───── Extracted entries ─────

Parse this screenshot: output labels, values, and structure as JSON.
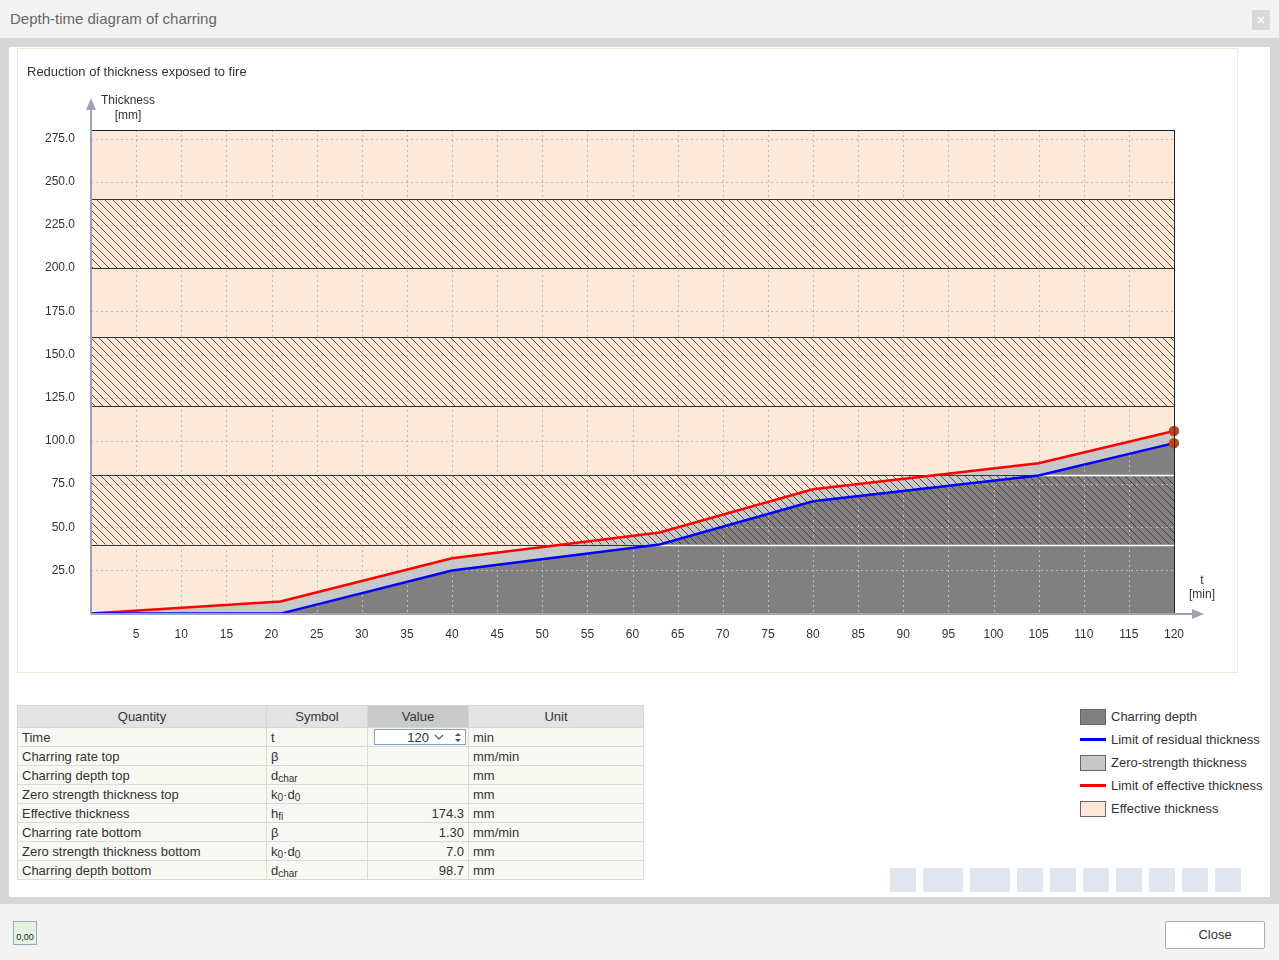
{
  "window": {
    "title": "Depth-time diagram of charring",
    "close_button": "Close",
    "footer_icon": "0,00"
  },
  "chart_data": {
    "type": "line",
    "title": "Reduction of thickness exposed to fire",
    "xlabel": [
      "t",
      "[min]"
    ],
    "ylabel": [
      "Thickness",
      "[mm]"
    ],
    "x": [
      0,
      21,
      40,
      63,
      80,
      105,
      120
    ],
    "xlim": [
      0,
      120
    ],
    "ylim": [
      0,
      280
    ],
    "xticks": [
      5,
      10,
      15,
      20,
      25,
      30,
      35,
      40,
      45,
      50,
      55,
      60,
      65,
      70,
      75,
      80,
      85,
      90,
      95,
      100,
      105,
      110,
      115,
      120
    ],
    "yticks": [
      {
        "value": 25,
        "label": "25.0"
      },
      {
        "value": 50,
        "label": "50.0"
      },
      {
        "value": 75,
        "label": "75.0"
      },
      {
        "value": 100,
        "label": "100.0"
      },
      {
        "value": 125,
        "label": "125.0"
      },
      {
        "value": 150,
        "label": "150.0"
      },
      {
        "value": 175,
        "label": "175.0"
      },
      {
        "value": 200,
        "label": "200.0"
      },
      {
        "value": 225,
        "label": "225.0"
      },
      {
        "value": 250,
        "label": "250.0"
      },
      {
        "value": 275,
        "label": "275.0"
      }
    ],
    "grid": true,
    "legend": "bottom-right",
    "stacked": true,
    "hatched_bands": [
      [
        40,
        80
      ],
      [
        120,
        160
      ],
      [
        200,
        240
      ]
    ],
    "series": [
      {
        "name": "Charring depth",
        "type": "area",
        "color": "#808080",
        "values": [
          0,
          0,
          25,
          40,
          65,
          80,
          98.7
        ]
      },
      {
        "name": "Limit of residual thickness",
        "type": "line",
        "color": "#0000ff",
        "marker": "circle",
        "values": [
          0,
          0,
          25,
          40,
          65,
          80,
          98.7
        ]
      },
      {
        "name": "Zero-strength thickness",
        "type": "area",
        "color": "#c8c8c8",
        "values": [
          0,
          7,
          7,
          7,
          7,
          7,
          7
        ]
      },
      {
        "name": "Limit of effective thickness",
        "type": "line",
        "color": "#ff0000",
        "marker": "circle",
        "values": [
          0,
          7,
          32,
          47,
          72,
          87,
          105.7
        ]
      },
      {
        "name": "Effective thickness",
        "type": "area",
        "color": "#fde9d9",
        "values": [
          280,
          273,
          248,
          233,
          208,
          193,
          174.3
        ]
      }
    ]
  },
  "table": {
    "header": [
      "Quantity",
      "Symbol",
      "Value",
      "Unit"
    ],
    "rows": [
      {
        "quantity": "Time",
        "symbol": [
          {
            "text": "t",
            "sub": false
          }
        ],
        "value": "120",
        "unit": "min",
        "input": true
      },
      {
        "quantity": "Charring rate top",
        "symbol": [
          {
            "text": "β",
            "sub": false
          }
        ],
        "value": null,
        "unit": "mm/min"
      },
      {
        "quantity": "Charring depth top",
        "symbol": [
          {
            "text": "d",
            "sub": false
          },
          {
            "text": "char",
            "sub": true
          }
        ],
        "value": null,
        "unit": "mm"
      },
      {
        "quantity": "Zero strength thickness top",
        "symbol": [
          {
            "text": "k",
            "sub": false
          },
          {
            "text": "0",
            "sub": true
          },
          {
            "text": "·d",
            "sub": false
          },
          {
            "text": "0",
            "sub": true
          }
        ],
        "value": null,
        "unit": "mm"
      },
      {
        "quantity": "Effective thickness",
        "symbol": [
          {
            "text": "h",
            "sub": false
          },
          {
            "text": "fi",
            "sub": true
          }
        ],
        "value": "174.3",
        "unit": "mm"
      },
      {
        "quantity": "Charring rate bottom",
        "symbol": [
          {
            "text": "β",
            "sub": false
          }
        ],
        "value": "1.30",
        "unit": "mm/min"
      },
      {
        "quantity": "Zero strength thickness bottom",
        "symbol": [
          {
            "text": "k",
            "sub": false
          },
          {
            "text": "0",
            "sub": true
          },
          {
            "text": "·d",
            "sub": false
          },
          {
            "text": "0",
            "sub": true
          }
        ],
        "value": "7.0",
        "unit": "mm"
      },
      {
        "quantity": "Charring depth bottom",
        "symbol": [
          {
            "text": "d",
            "sub": false
          },
          {
            "text": "char",
            "sub": true
          }
        ],
        "value": "98.7",
        "unit": "mm"
      }
    ]
  }
}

─────

→ Instructions for the task:
Without the pictures, return the entries exactly as they appear.

→ Result for this exercise:
Parse this screenshot: output labels, values, and structure as JSON.
{
  "window": {
    "title": "Depth-time diagram of charring",
    "close_button": "Close",
    "footer_icon": "0,00"
  },
  "chart_data": {
    "type": "line",
    "title": "Reduction of thickness exposed to fire",
    "xlabel": [
      "t",
      "[min]"
    ],
    "ylabel": [
      "Thickness",
      "[mm]"
    ],
    "x": [
      0,
      21,
      40,
      63,
      80,
      105,
      120
    ],
    "xlim": [
      0,
      120
    ],
    "ylim": [
      0,
      280
    ],
    "xticks": [
      5,
      10,
      15,
      20,
      25,
      30,
      35,
      40,
      45,
      50,
      55,
      60,
      65,
      70,
      75,
      80,
      85,
      90,
      95,
      100,
      105,
      110,
      115,
      120
    ],
    "yticks": [
      {
        "value": 25,
        "label": "25.0"
      },
      {
        "value": 50,
        "label": "50.0"
      },
      {
        "value": 75,
        "label": "75.0"
      },
      {
        "value": 100,
        "label": "100.0"
      },
      {
        "value": 125,
        "label": "125.0"
      },
      {
        "value": 150,
        "label": "150.0"
      },
      {
        "value": 175,
        "label": "175.0"
      },
      {
        "value": 200,
        "label": "200.0"
      },
      {
        "value": 225,
        "label": "225.0"
      },
      {
        "value": 250,
        "label": "250.0"
      },
      {
        "value": 275,
        "label": "275.0"
      }
    ],
    "grid": true,
    "legend": "bottom-right",
    "stacked": true,
    "hatched_bands": [
      [
        40,
        80
      ],
      [
        120,
        160
      ],
      [
        200,
        240
      ]
    ],
    "series": [
      {
        "name": "Charring depth",
        "type": "area",
        "color": "#808080",
        "values": [
          0,
          0,
          25,
          40,
          65,
          80,
          98.7
        ]
      },
      {
        "name": "Limit of residual thickness",
        "type": "line",
        "color": "#0000ff",
        "marker": "circle",
        "values": [
          0,
          0,
          25,
          40,
          65,
          80,
          98.7
        ]
      },
      {
        "name": "Zero-strength thickness",
        "type": "area",
        "color": "#c8c8c8",
        "values": [
          0,
          7,
          7,
          7,
          7,
          7,
          7
        ]
      },
      {
        "name": "Limit of effective thickness",
        "type": "line",
        "color": "#ff0000",
        "marker": "circle",
        "values": [
          0,
          7,
          32,
          47,
          72,
          87,
          105.7
        ]
      },
      {
        "name": "Effective thickness",
        "type": "area",
        "color": "#fde9d9",
        "values": [
          280,
          273,
          248,
          233,
          208,
          193,
          174.3
        ]
      }
    ]
  },
  "table": {
    "header": [
      "Quantity",
      "Symbol",
      "Value",
      "Unit"
    ],
    "rows": [
      {
        "quantity": "Time",
        "symbol": [
          {
            "text": "t",
            "sub": false
          }
        ],
        "value": "120",
        "unit": "min",
        "input": true
      },
      {
        "quantity": "Charring rate top",
        "symbol": [
          {
            "text": "β",
            "sub": false
          }
        ],
        "value": null,
        "unit": "mm/min"
      },
      {
        "quantity": "Charring depth top",
        "symbol": [
          {
            "text": "d",
            "sub": false
          },
          {
            "text": "char",
            "sub": true
          }
        ],
        "value": null,
        "unit": "mm"
      },
      {
        "quantity": "Zero strength thickness top",
        "symbol": [
          {
            "text": "k",
            "sub": false
          },
          {
            "text": "0",
            "sub": true
          },
          {
            "text": "·d",
            "sub": false
          },
          {
            "text": "0",
            "sub": true
          }
        ],
        "value": null,
        "unit": "mm"
      },
      {
        "quantity": "Effective thickness",
        "symbol": [
          {
            "text": "h",
            "sub": false
          },
          {
            "text": "fi",
            "sub": true
          }
        ],
        "value": "174.3",
        "unit": "mm"
      },
      {
        "quantity": "Charring rate bottom",
        "symbol": [
          {
            "text": "β",
            "sub": false
          }
        ],
        "value": "1.30",
        "unit": "mm/min"
      },
      {
        "quantity": "Zero strength thickness bottom",
        "symbol": [
          {
            "text": "k",
            "sub": false
          },
          {
            "text": "0",
            "sub": true
          },
          {
            "text": "·d",
            "sub": false
          },
          {
            "text": "0",
            "sub": true
          }
        ],
        "value": "7.0",
        "unit": "mm"
      },
      {
        "quantity": "Charring depth bottom",
        "symbol": [
          {
            "text": "d",
            "sub": false
          },
          {
            "text": "char",
            "sub": true
          }
        ],
        "value": "98.7",
        "unit": "mm"
      }
    ]
  }
}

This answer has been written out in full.